# [Instructions to follow]
Transcribe the data below line for line, without changing any character.

# [Exercise data]
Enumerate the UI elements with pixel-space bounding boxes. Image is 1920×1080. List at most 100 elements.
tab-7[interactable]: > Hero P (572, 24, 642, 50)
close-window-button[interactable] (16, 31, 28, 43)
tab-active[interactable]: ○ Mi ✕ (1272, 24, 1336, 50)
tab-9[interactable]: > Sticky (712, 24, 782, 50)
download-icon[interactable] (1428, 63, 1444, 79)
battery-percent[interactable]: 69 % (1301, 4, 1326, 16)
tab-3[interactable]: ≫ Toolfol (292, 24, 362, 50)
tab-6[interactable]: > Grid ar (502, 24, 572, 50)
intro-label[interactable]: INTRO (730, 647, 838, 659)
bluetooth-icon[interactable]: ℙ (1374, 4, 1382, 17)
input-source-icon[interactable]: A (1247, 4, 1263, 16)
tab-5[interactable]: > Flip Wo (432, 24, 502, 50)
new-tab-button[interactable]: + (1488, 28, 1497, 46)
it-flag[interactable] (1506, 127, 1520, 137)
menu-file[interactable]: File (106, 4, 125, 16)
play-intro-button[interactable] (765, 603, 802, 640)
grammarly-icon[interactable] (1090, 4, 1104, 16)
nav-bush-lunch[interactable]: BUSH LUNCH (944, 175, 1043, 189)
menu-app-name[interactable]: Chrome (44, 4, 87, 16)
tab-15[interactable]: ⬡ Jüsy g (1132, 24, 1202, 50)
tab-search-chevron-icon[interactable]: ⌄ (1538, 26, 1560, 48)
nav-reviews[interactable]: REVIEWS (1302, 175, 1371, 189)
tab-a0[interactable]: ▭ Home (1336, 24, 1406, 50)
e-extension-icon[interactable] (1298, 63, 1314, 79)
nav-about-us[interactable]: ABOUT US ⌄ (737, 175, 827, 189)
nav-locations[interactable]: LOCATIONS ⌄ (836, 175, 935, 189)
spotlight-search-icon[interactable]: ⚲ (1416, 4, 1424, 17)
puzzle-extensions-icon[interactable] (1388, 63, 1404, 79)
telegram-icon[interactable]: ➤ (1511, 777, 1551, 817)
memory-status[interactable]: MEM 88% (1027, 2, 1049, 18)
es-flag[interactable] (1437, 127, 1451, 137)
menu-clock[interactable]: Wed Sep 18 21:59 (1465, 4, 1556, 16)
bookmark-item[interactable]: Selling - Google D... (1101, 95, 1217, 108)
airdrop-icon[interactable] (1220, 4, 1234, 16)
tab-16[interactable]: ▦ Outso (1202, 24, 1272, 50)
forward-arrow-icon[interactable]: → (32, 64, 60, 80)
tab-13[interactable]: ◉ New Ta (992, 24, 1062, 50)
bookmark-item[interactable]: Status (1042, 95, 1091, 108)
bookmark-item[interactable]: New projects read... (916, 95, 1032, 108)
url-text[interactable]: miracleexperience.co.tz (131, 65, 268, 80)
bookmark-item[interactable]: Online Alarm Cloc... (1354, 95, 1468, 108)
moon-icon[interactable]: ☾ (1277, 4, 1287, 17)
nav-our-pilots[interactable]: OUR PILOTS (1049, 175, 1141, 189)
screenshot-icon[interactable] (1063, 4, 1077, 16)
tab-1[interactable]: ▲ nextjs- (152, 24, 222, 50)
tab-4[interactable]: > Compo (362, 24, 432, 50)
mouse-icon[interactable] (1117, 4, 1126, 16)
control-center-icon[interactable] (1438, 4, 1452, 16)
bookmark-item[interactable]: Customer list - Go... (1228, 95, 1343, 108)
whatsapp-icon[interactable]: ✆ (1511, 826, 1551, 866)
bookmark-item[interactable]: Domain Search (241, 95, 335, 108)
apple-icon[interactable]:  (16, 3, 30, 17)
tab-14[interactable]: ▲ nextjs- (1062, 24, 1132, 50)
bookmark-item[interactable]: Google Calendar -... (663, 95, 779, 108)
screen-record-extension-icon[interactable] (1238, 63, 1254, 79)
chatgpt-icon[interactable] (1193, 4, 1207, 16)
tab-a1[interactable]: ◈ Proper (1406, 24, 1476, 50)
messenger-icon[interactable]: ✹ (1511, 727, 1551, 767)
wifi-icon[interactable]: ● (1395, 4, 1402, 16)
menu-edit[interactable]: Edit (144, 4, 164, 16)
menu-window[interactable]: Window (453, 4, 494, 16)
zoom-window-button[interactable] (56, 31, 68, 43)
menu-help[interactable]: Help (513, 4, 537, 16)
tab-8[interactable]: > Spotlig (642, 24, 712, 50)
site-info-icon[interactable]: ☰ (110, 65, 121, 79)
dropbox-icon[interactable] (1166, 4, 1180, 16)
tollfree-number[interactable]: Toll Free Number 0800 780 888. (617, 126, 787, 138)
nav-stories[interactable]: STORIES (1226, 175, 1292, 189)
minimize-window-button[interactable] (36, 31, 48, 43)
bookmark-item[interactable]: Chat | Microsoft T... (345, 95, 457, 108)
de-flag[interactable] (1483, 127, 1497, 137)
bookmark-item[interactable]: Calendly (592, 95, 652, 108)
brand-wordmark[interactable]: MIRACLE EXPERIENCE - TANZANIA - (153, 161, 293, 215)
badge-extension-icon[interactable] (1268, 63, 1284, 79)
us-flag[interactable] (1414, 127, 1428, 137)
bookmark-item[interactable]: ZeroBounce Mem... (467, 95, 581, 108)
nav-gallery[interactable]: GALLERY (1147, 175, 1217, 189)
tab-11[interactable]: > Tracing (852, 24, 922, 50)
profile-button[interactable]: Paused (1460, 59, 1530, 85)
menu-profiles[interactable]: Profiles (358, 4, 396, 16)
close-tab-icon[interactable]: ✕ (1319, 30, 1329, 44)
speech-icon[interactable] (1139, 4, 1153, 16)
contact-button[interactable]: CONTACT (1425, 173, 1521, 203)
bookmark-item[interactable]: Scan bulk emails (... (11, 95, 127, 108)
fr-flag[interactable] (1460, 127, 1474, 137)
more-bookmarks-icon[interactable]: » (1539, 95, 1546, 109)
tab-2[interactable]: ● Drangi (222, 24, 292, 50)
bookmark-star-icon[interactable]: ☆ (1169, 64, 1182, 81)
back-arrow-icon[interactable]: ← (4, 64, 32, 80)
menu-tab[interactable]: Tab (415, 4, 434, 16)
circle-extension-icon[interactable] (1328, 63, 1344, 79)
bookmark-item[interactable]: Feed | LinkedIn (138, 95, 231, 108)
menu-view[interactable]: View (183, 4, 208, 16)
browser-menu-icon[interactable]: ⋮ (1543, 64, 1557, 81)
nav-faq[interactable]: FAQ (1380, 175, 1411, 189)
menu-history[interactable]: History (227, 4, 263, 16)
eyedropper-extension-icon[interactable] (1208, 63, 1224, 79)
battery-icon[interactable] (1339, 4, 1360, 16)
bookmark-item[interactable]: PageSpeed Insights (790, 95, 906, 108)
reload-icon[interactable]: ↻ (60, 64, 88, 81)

# [Solution for this problem]
Enumerate the UI elements with pixel-space bounding boxes. Image is 1920×1080. List at most 100 elements.
tab-7[interactable]: > Hero P (572, 24, 642, 50)
close-window-button[interactable] (16, 31, 28, 43)
tab-active[interactable]: ○ Mi ✕ (1272, 24, 1336, 50)
tab-9[interactable]: > Sticky (712, 24, 782, 50)
download-icon[interactable] (1428, 63, 1444, 79)
battery-percent[interactable]: 69 % (1301, 4, 1326, 16)
tab-3[interactable]: ≫ Toolfol (292, 24, 362, 50)
tab-6[interactable]: > Grid ar (502, 24, 572, 50)
intro-label[interactable]: INTRO (730, 647, 838, 659)
bluetooth-icon[interactable]: ℙ (1374, 4, 1382, 17)
input-source-icon[interactable]: A (1247, 4, 1263, 16)
tab-5[interactable]: > Flip Wo (432, 24, 502, 50)
new-tab-button[interactable]: + (1488, 28, 1497, 46)
it-flag[interactable] (1506, 127, 1520, 137)
menu-file[interactable]: File (106, 4, 125, 16)
play-intro-button[interactable] (765, 603, 802, 640)
grammarly-icon[interactable] (1090, 4, 1104, 16)
nav-bush-lunch[interactable]: BUSH LUNCH (944, 175, 1043, 189)
menu-app-name[interactable]: Chrome (44, 4, 87, 16)
tab-15[interactable]: ⬡ Jüsy g (1132, 24, 1202, 50)
tab-search-chevron-icon[interactable]: ⌄ (1538, 26, 1560, 48)
nav-reviews[interactable]: REVIEWS (1302, 175, 1371, 189)
tab-a0[interactable]: ▭ Home (1336, 24, 1406, 50)
e-extension-icon[interactable] (1298, 63, 1314, 79)
nav-about-us[interactable]: ABOUT US ⌄ (737, 175, 827, 189)
nav-locations[interactable]: LOCATIONS ⌄ (836, 175, 935, 189)
spotlight-search-icon[interactable]: ⚲ (1416, 4, 1424, 17)
puzzle-extensions-icon[interactable] (1388, 63, 1404, 79)
telegram-icon[interactable]: ➤ (1511, 777, 1551, 817)
memory-status[interactable]: MEM 88% (1027, 2, 1049, 18)
es-flag[interactable] (1437, 127, 1451, 137)
menu-clock[interactable]: Wed Sep 18 21:59 (1465, 4, 1556, 16)
bookmark-item[interactable]: Selling - Google D... (1101, 95, 1217, 108)
airdrop-icon[interactable] (1220, 4, 1234, 16)
tab-16[interactable]: ▦ Outso (1202, 24, 1272, 50)
forward-arrow-icon[interactable]: → (32, 64, 60, 80)
tab-13[interactable]: ◉ New Ta (992, 24, 1062, 50)
bookmark-item[interactable]: Status (1042, 95, 1091, 108)
bookmark-item[interactable]: New projects read... (916, 95, 1032, 108)
url-text[interactable]: miracleexperience.co.tz (131, 65, 268, 80)
bookmark-item[interactable]: Online Alarm Cloc... (1354, 95, 1468, 108)
moon-icon[interactable]: ☾ (1277, 4, 1287, 17)
nav-our-pilots[interactable]: OUR PILOTS (1049, 175, 1141, 189)
screenshot-icon[interactable] (1063, 4, 1077, 16)
tab-1[interactable]: ▲ nextjs- (152, 24, 222, 50)
tab-4[interactable]: > Compo (362, 24, 432, 50)
mouse-icon[interactable] (1117, 4, 1126, 16)
control-center-icon[interactable] (1438, 4, 1452, 16)
bookmark-item[interactable]: Customer list - Go... (1228, 95, 1343, 108)
whatsapp-icon[interactable]: ✆ (1511, 826, 1551, 866)
bookmark-item[interactable]: Domain Search (241, 95, 335, 108)
apple-icon[interactable]:  (16, 3, 30, 17)
tab-14[interactable]: ▲ nextjs- (1062, 24, 1132, 50)
bookmark-item[interactable]: Google Calendar -... (663, 95, 779, 108)
screen-record-extension-icon[interactable] (1238, 63, 1254, 79)
chatgpt-icon[interactable] (1193, 4, 1207, 16)
tab-a1[interactable]: ◈ Proper (1406, 24, 1476, 50)
messenger-icon[interactable]: ✹ (1511, 727, 1551, 767)
wifi-icon[interactable]: ● (1395, 4, 1402, 16)
menu-edit[interactable]: Edit (144, 4, 164, 16)
menu-window[interactable]: Window (453, 4, 494, 16)
zoom-window-button[interactable] (56, 31, 68, 43)
menu-help[interactable]: Help (513, 4, 537, 16)
tab-8[interactable]: > Spotlig (642, 24, 712, 50)
site-info-icon[interactable]: ☰ (110, 65, 121, 79)
dropbox-icon[interactable] (1166, 4, 1180, 16)
tollfree-number[interactable]: Toll Free Number 0800 780 888. (617, 126, 787, 138)
nav-stories[interactable]: STORIES (1226, 175, 1292, 189)
minimize-window-button[interactable] (36, 31, 48, 43)
bookmark-item[interactable]: Chat | Microsoft T... (345, 95, 457, 108)
de-flag[interactable] (1483, 127, 1497, 137)
bookmark-item[interactable]: Calendly (592, 95, 652, 108)
brand-wordmark[interactable]: MIRACLE EXPERIENCE - TANZANIA - (153, 161, 293, 215)
badge-extension-icon[interactable] (1268, 63, 1284, 79)
us-flag[interactable] (1414, 127, 1428, 137)
bookmark-item[interactable]: ZeroBounce Mem... (467, 95, 581, 108)
nav-gallery[interactable]: GALLERY (1147, 175, 1217, 189)
tab-11[interactable]: > Tracing (852, 24, 922, 50)
profile-button[interactable]: Paused (1460, 59, 1530, 85)
menu-profiles[interactable]: Profiles (358, 4, 396, 16)
close-tab-icon[interactable]: ✕ (1319, 30, 1329, 44)
speech-icon[interactable] (1139, 4, 1153, 16)
contact-button[interactable]: CONTACT (1425, 173, 1521, 203)
bookmark-item[interactable]: Scan bulk emails (... (11, 95, 127, 108)
fr-flag[interactable] (1460, 127, 1474, 137)
more-bookmarks-icon[interactable]: » (1539, 95, 1546, 109)
tab-2[interactable]: ● Drangi (222, 24, 292, 50)
bookmark-star-icon[interactable]: ☆ (1169, 64, 1182, 81)
back-arrow-icon[interactable]: ← (4, 64, 32, 80)
menu-tab[interactable]: Tab (415, 4, 434, 16)
circle-extension-icon[interactable] (1328, 63, 1344, 79)
bookmark-item[interactable]: Feed | LinkedIn (138, 95, 231, 108)
menu-view[interactable]: View (183, 4, 208, 16)
browser-menu-icon[interactable]: ⋮ (1543, 64, 1557, 81)
nav-faq[interactable]: FAQ (1380, 175, 1411, 189)
menu-history[interactable]: History (227, 4, 263, 16)
eyedropper-extension-icon[interactable] (1208, 63, 1224, 79)
battery-icon[interactable] (1339, 4, 1360, 16)
bookmark-item[interactable]: PageSpeed Insights (790, 95, 906, 108)
reload-icon[interactable]: ↻ (60, 64, 88, 81)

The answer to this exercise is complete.